▶ _REQUIREMENTS_: Below are some records. Quote exactly the lines from the one that contains "Transcribe this image's" through the last, both included, and leave out the pictures.

▶ _DATASET RECORDS_:
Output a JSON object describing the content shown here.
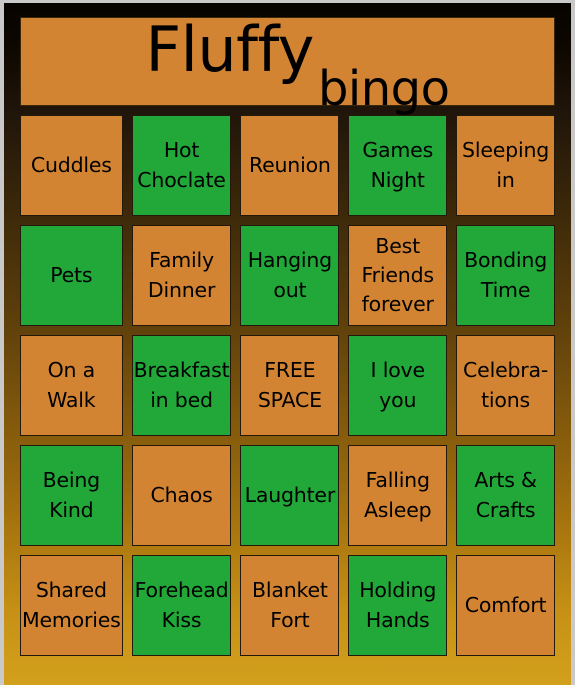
{
  "card": {
    "title_main": "Fluffy",
    "title_sub": "bingo",
    "colors": {
      "orange": "#d38433",
      "green": "#21a838",
      "text": "#000000",
      "card_top": "#060300",
      "card_bottom": "#d2a01c",
      "cell_border": "#23180a"
    },
    "grid": {
      "columns": 5,
      "rows": 5,
      "cells": [
        {
          "label": "Cuddles",
          "color": "orange",
          "marked": false
        },
        {
          "label": "Hot Choclate",
          "color": "green",
          "marked": true
        },
        {
          "label": "Reunion",
          "color": "orange",
          "marked": false
        },
        {
          "label": "Games Night",
          "color": "green",
          "marked": true
        },
        {
          "label": "Sleeping in",
          "color": "orange",
          "marked": false
        },
        {
          "label": "Pets",
          "color": "green",
          "marked": true
        },
        {
          "label": "Family Dinner",
          "color": "orange",
          "marked": false
        },
        {
          "label": "Hanging out",
          "color": "green",
          "marked": true
        },
        {
          "label": "Best Friends forever",
          "color": "orange",
          "marked": false
        },
        {
          "label": "Bonding Time",
          "color": "green",
          "marked": true
        },
        {
          "label": "On a Walk",
          "color": "orange",
          "marked": false
        },
        {
          "label": "Breakfast in bed",
          "color": "green",
          "marked": true
        },
        {
          "label": "FREE SPACE",
          "color": "orange",
          "marked": false
        },
        {
          "label": "I love you",
          "color": "green",
          "marked": true
        },
        {
          "label": "Celebra- tions",
          "color": "orange",
          "marked": false
        },
        {
          "label": "Being Kind",
          "color": "green",
          "marked": true
        },
        {
          "label": "Chaos",
          "color": "orange",
          "marked": false
        },
        {
          "label": "Laughter",
          "color": "green",
          "marked": true
        },
        {
          "label": "Falling Asleep",
          "color": "orange",
          "marked": false
        },
        {
          "label": "Arts & Crafts",
          "color": "green",
          "marked": true
        },
        {
          "label": "Shared Memories",
          "color": "orange",
          "marked": false
        },
        {
          "label": "Forehead Kiss",
          "color": "green",
          "marked": true
        },
        {
          "label": "Blanket Fort",
          "color": "orange",
          "marked": false
        },
        {
          "label": "Holding Hands",
          "color": "green",
          "marked": true
        },
        {
          "label": "Comfort",
          "color": "orange",
          "marked": false
        }
      ]
    }
  }
}
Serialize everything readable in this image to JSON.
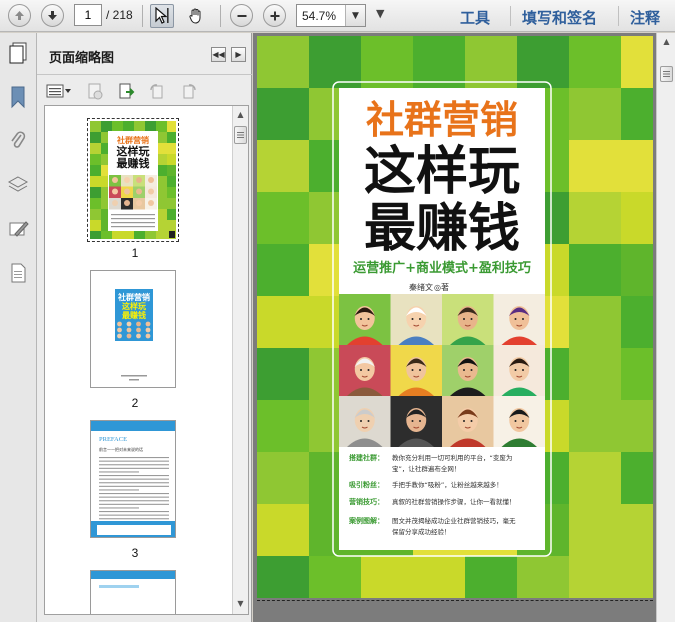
{
  "toolbar": {
    "current_page": "1",
    "page_total": "/ 218",
    "zoom": "54.7%",
    "links": [
      "工具",
      "填写和签名",
      "注释"
    ]
  },
  "panel": {
    "title": "页面缩略图",
    "thumb_labels": [
      "1",
      "2",
      "3"
    ]
  },
  "book": {
    "title_line1": "社群营销",
    "title_line2": "这样玩",
    "title_line3": "最赚钱",
    "subtitle": "运营推广+商业模式+盈利技巧",
    "author": "秦绪文",
    "author_suffix": "◎著",
    "features": [
      {
        "label": "搭建社群：",
        "text1": "教你充分利用一切可利用的平台，“变废为",
        "text2": "宝”，让社群遍布全网！"
      },
      {
        "label": "吸引粉丝：",
        "text1": "手把手教你“吸粉”，让粉丝越来越多！",
        "text2": ""
      },
      {
        "label": "营销技巧：",
        "text1": "真叙的社群营销操作步骤，让你一看就懂！",
        "text2": ""
      },
      {
        "label": "案例图解：",
        "text1": "图文并茂揭秘成功企业社群营销技巧，毫无",
        "text2": "保留分享成功经验！"
      }
    ]
  },
  "thumb2": {
    "title1": "社群营销",
    "title2": "这样玩",
    "title3": "最赚钱"
  },
  "thumb3": {
    "heading": "PREFACE",
    "subheading": "前言——把对未来说的话"
  },
  "colors": {
    "title_orange": "#e8731a",
    "subtitle_green": "#3a9a32",
    "link_blue": "#2f5f9c"
  }
}
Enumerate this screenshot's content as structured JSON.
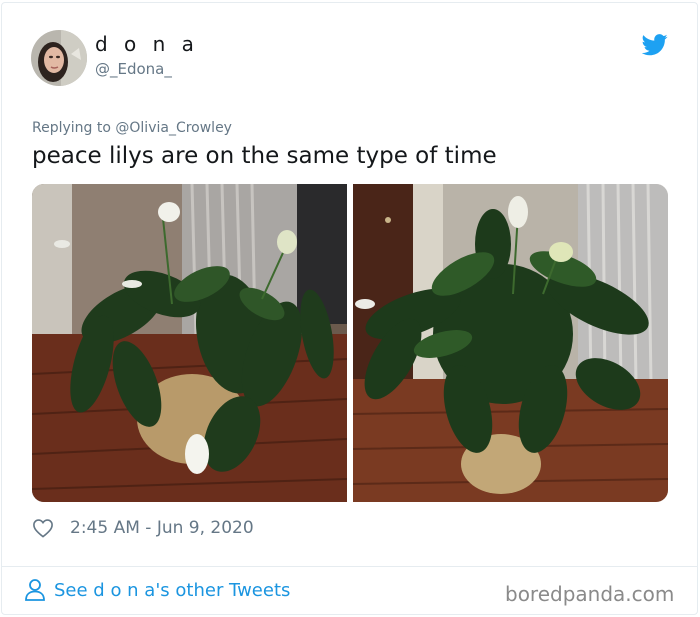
{
  "author": {
    "display_name": "d o n a",
    "handle": "@_Edona_"
  },
  "tweet": {
    "reply_prefix": "Replying to",
    "reply_to": "@Olivia_Crowley",
    "text": "peace lilys are on the same type of time",
    "timestamp": "2:45 AM - Jun 9, 2020"
  },
  "footer": {
    "see_tweets_label": "See d o n a's other Tweets",
    "watermark": "boredpanda.com"
  },
  "icons": {
    "brand": "twitter-bird-icon",
    "like": "heart-icon",
    "profile": "person-icon"
  },
  "colors": {
    "twitter_blue": "#1da1f2",
    "link_blue": "#1b95e0",
    "secondary_text": "#657786"
  }
}
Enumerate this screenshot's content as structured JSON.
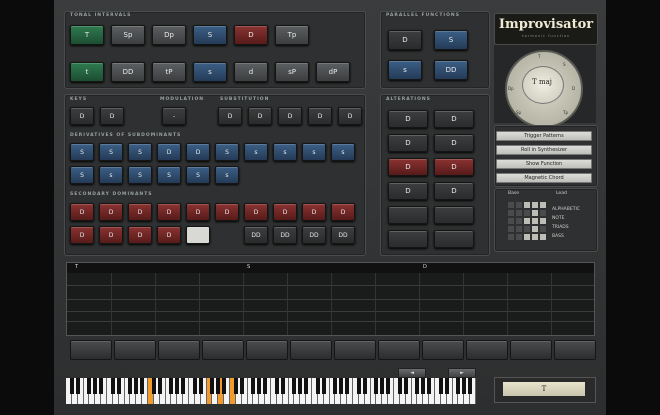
{
  "app": {
    "title": "Improvisator",
    "subtitle": "harmonic function"
  },
  "sections": {
    "tonal": "TONAL INTERVALS",
    "parallel": "PARALLEL FUNCTIONS",
    "keys": "KEYS",
    "modulation": "MODULATION",
    "substitution": "SUBSTITUTION",
    "secondary": "DERIVATIVES OF SUBDOMINANTS",
    "chromatic": "SECONDARY DOMINANTS",
    "alterations": "ALTERATIONS"
  },
  "row1": [
    {
      "label": "T",
      "color": "green"
    },
    {
      "label": "Sp",
      "color": "gray"
    },
    {
      "label": "Dp",
      "color": "gray"
    },
    {
      "label": "S",
      "color": "blue"
    },
    {
      "label": "D",
      "color": "red"
    },
    {
      "label": "Tp",
      "color": "gray"
    }
  ],
  "row2": [
    {
      "label": "t",
      "color": "green"
    },
    {
      "label": "DD",
      "color": "gray"
    },
    {
      "label": "tP",
      "color": "gray"
    },
    {
      "label": "s",
      "color": "blue"
    },
    {
      "label": "d",
      "color": "gray"
    },
    {
      "label": "sP",
      "color": "gray"
    },
    {
      "label": "dP",
      "color": "gray"
    }
  ],
  "parallel_buttons": [
    "D",
    "S",
    "s",
    "DD"
  ],
  "keys_buttons": [
    "D",
    "D"
  ],
  "modulation_buttons": [
    "-"
  ],
  "substitution_buttons": [
    "D",
    "D",
    "D",
    "D",
    "D"
  ],
  "secondary_rows": [
    [
      "S",
      "S",
      "S",
      "D",
      "D",
      "S",
      "s",
      "s",
      "s",
      "s"
    ],
    [
      "S",
      "s",
      "S",
      "S",
      "S",
      "s"
    ]
  ],
  "chromatic_rows": [
    [
      "D",
      "D",
      "D",
      "D",
      "D",
      "D",
      "D",
      "D",
      "D",
      "D"
    ],
    [
      "D",
      "D",
      "D",
      "D",
      "",
      "DD",
      "DD",
      "DD",
      "DD"
    ]
  ],
  "alteration_buttons": [
    "D",
    "D",
    "D",
    "D",
    "D",
    "D",
    "D",
    "D",
    "",
    "",
    "",
    ""
  ],
  "dial": {
    "label": "T maj",
    "ticks": [
      "T",
      "S",
      "D",
      "Tp",
      "Sp",
      "Dp"
    ]
  },
  "menu": [
    "Trigger Patterns",
    "Roll in Synthesizer",
    "Show Function",
    "Magnetic Chord"
  ],
  "options": {
    "left": "Base",
    "right": "Lead",
    "modes": [
      "ALPHABETIC",
      "NOTE",
      "TRIADS",
      "BASS"
    ]
  },
  "sequencer": {
    "markers": [
      "T",
      "S",
      "D"
    ]
  },
  "transport": [
    "◄",
    "►"
  ],
  "display": {
    "value": "T"
  },
  "keyboard": {
    "highlighted_white_keys": [
      14,
      24,
      26,
      28
    ]
  }
}
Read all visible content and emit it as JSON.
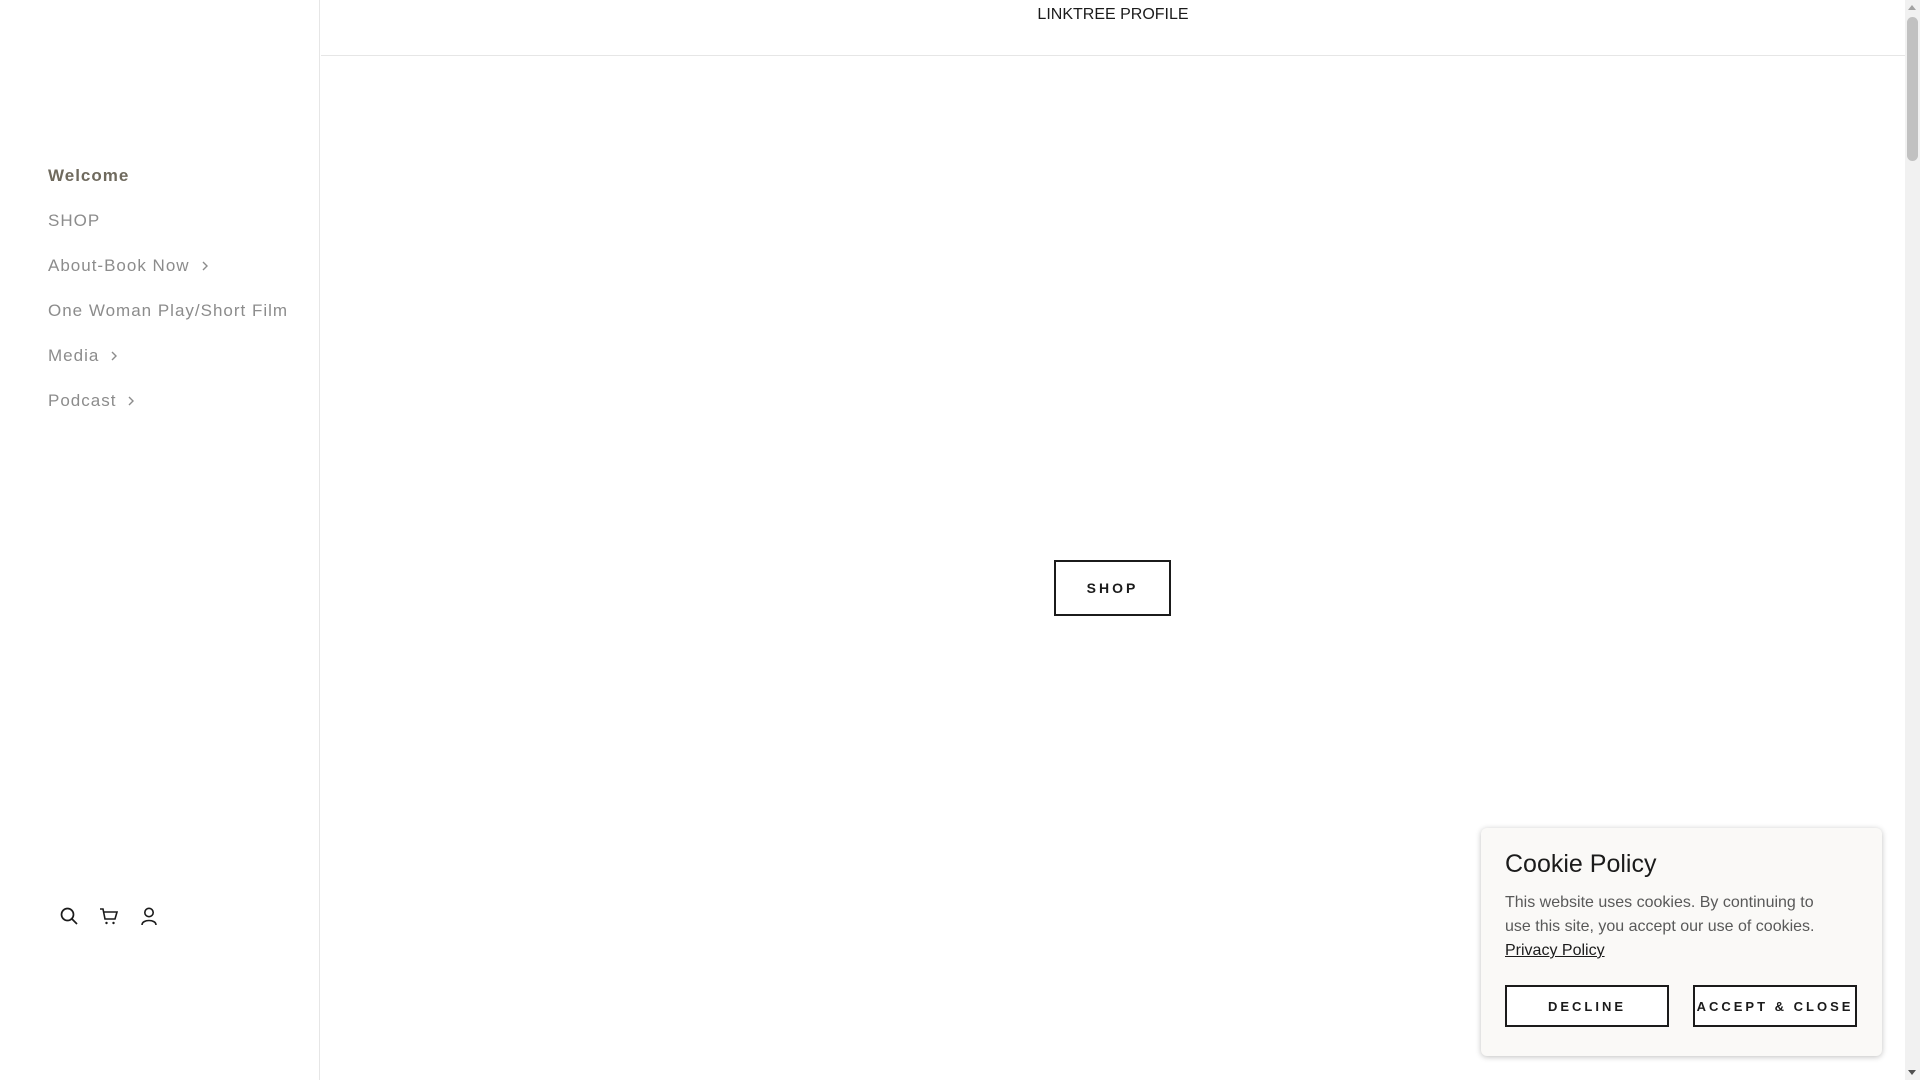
{
  "sidebar": {
    "nav": [
      {
        "label": "Welcome",
        "has_submenu": false,
        "active": true
      },
      {
        "label": "SHOP",
        "has_submenu": false,
        "active": false
      },
      {
        "label": "About-Book Now",
        "has_submenu": true,
        "active": false
      },
      {
        "label": "One Woman Play/Short Film",
        "has_submenu": false,
        "active": false
      },
      {
        "label": "Media",
        "has_submenu": true,
        "active": false
      },
      {
        "label": "Podcast",
        "has_submenu": true,
        "active": false
      }
    ],
    "icons": [
      "search-icon",
      "cart-icon",
      "account-icon"
    ]
  },
  "header": {
    "link": "LINKTREE PROFILE"
  },
  "main": {
    "shop_button": "SHOP"
  },
  "cookie": {
    "title": "Cookie Policy",
    "message": "This website uses cookies. By continuing to use this site, you accept our use of cookies.",
    "privacy_link": "Privacy Policy",
    "decline": "DECLINE",
    "accept": "ACCEPT & CLOSE"
  },
  "colors": {
    "active_nav": "#6f6a5e",
    "nav": "#8c8c8c",
    "text": "#1b1b1b",
    "cookie_bg": "#faf9f7"
  }
}
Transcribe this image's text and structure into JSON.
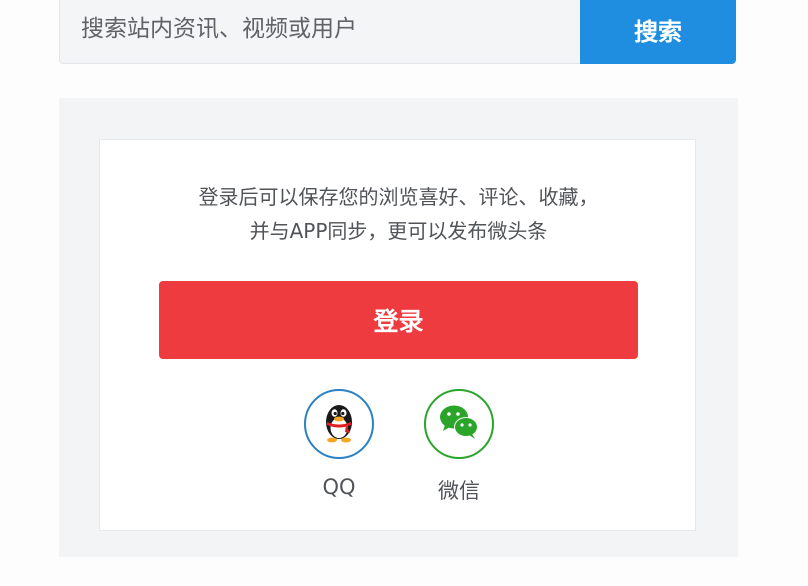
{
  "search": {
    "placeholder": "搜索站内资讯、视频或用户",
    "value": "",
    "button_label": "搜索"
  },
  "login": {
    "tip_line1": "登录后可以保存您的浏览喜好、评论、收藏，",
    "tip_line2": "并与APP同步，更可以发布微头条",
    "button_label": "登录",
    "social": [
      {
        "label": "QQ",
        "icon": "qq-penguin-icon"
      },
      {
        "label": "微信",
        "icon": "wechat-icon"
      }
    ]
  },
  "colors": {
    "search_button": "#1f8ee1",
    "login_button": "#ee3b40",
    "qq_ring": "#2a81c4",
    "wechat_ring": "#2aa52a"
  }
}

▶ _TASK RESPONSE_:
Transcribe this image's text and structure into JSON.
{
  "search": {
    "placeholder": "搜索站内资讯、视频或用户",
    "value": "",
    "button_label": "搜索"
  },
  "login": {
    "tip_line1": "登录后可以保存您的浏览喜好、评论、收藏，",
    "tip_line2": "并与APP同步，更可以发布微头条",
    "button_label": "登录",
    "social": [
      {
        "label": "QQ",
        "icon": "qq-penguin-icon"
      },
      {
        "label": "微信",
        "icon": "wechat-icon"
      }
    ]
  },
  "colors": {
    "search_button": "#1f8ee1",
    "login_button": "#ee3b40",
    "qq_ring": "#2a81c4",
    "wechat_ring": "#2aa52a"
  }
}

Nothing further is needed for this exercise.